(Collected data)
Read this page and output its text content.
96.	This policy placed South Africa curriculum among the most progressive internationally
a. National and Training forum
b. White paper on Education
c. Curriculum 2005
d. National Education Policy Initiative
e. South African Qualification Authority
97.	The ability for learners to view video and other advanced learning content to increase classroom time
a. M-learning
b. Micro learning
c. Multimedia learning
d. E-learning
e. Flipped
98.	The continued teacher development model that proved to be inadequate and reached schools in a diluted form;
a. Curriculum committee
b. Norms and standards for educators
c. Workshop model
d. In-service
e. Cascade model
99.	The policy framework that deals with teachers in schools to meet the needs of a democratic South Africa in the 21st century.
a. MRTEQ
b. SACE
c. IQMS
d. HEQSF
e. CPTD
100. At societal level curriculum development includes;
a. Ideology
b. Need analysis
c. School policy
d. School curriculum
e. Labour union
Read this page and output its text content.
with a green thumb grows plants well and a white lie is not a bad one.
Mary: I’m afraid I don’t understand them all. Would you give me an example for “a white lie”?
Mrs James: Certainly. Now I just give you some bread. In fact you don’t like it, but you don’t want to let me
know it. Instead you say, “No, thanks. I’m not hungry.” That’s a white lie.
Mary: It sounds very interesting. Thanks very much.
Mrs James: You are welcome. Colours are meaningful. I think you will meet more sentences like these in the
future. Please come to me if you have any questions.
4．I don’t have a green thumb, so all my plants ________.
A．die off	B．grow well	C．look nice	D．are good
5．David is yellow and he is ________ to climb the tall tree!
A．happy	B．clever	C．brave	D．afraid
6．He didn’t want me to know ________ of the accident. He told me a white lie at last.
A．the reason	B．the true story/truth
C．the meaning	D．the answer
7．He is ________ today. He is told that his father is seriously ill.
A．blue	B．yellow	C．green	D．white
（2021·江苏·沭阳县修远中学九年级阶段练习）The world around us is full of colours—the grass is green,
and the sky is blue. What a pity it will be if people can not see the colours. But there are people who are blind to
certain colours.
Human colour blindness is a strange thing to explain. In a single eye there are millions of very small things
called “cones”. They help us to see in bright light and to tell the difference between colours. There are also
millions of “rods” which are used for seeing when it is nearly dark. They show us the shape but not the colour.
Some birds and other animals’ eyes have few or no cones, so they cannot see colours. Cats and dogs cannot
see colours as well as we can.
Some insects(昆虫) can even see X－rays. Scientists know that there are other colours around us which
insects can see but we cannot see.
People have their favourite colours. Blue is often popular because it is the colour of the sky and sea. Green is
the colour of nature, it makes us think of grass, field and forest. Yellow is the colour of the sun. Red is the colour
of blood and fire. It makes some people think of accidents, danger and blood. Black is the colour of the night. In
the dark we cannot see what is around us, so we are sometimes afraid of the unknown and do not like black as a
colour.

What you should do: In the entries above, find each line with the string "want" and copy it.

Task output:
Mrs James: Certainly. Now I just give you some bread. In fact you don’t like it, but you don’t want to let me
6．He didn’t want me to know ________ of the accident. He told me a white lie at last.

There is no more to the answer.